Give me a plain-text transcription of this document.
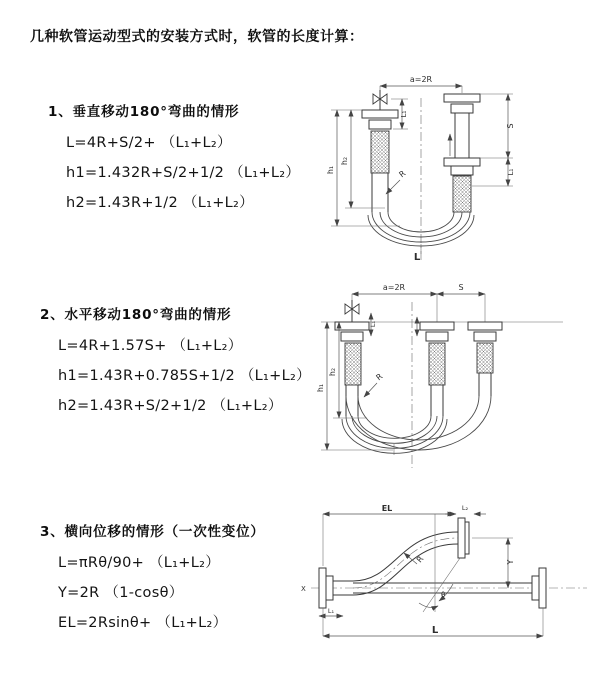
几种软管运动型式的安装方式时，软管的长度计算：
1、垂直移动180°弯曲的情形
L=4R+S/2+ （L₁+L₂）
h1=1.432R+S/2+1/2 （L₁+L₂）
h2=1.43R+1/2 （L₁+L₂）
2、水平移动180°弯曲的情形
L=4R+1.57S+ （L₁+L₂）
h1=1.43R+0.785S+1/2 （L₁+L₂）
h2=1.43R+S/2+1/2 （L₁+L₂）
3、横向位移的情形（一次性变位）
L=πRθ/90+ （L₁+L₂）
Y=2R （1-cosθ）
EL=2Rsinθ+ （L₁+L₂）
a=2R
h₁
h₂
L₁
S
L₁
R
L
a=2R	S
h₁
h₂
L₁
R
X
EL	L₂
Y
R
θ
L₁
L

* * *

(GIVEN EXERCISE) Every entry must be transcribed exactly. Pictures do not belong in the copy.

(SOLUTION TO THIS EXERCISE)
Give me a plain-text transcription of this document.
几种软管运动型式的安装方式时，软管的长度计算：
1、垂直移动180°弯曲的情形
L=4R+S/2+ （L₁+L₂）
h1=1.432R+S/2+1/2 （L₁+L₂）
h2=1.43R+1/2 （L₁+L₂）
2、水平移动180°弯曲的情形
L=4R+1.57S+ （L₁+L₂）
h1=1.43R+0.785S+1/2 （L₁+L₂）
h2=1.43R+S/2+1/2 （L₁+L₂）
3、横向位移的情形（一次性变位）
L=πRθ/90+ （L₁+L₂）
Y=2R （1-cosθ）
EL=2Rsinθ+ （L₁+L₂）
a=2R
h₁
h₂
L₁
S
L₁
R
L
a=2R	S
h₁
h₂
L₁
R
X
EL	L₂
Y
R
θ
L₁
L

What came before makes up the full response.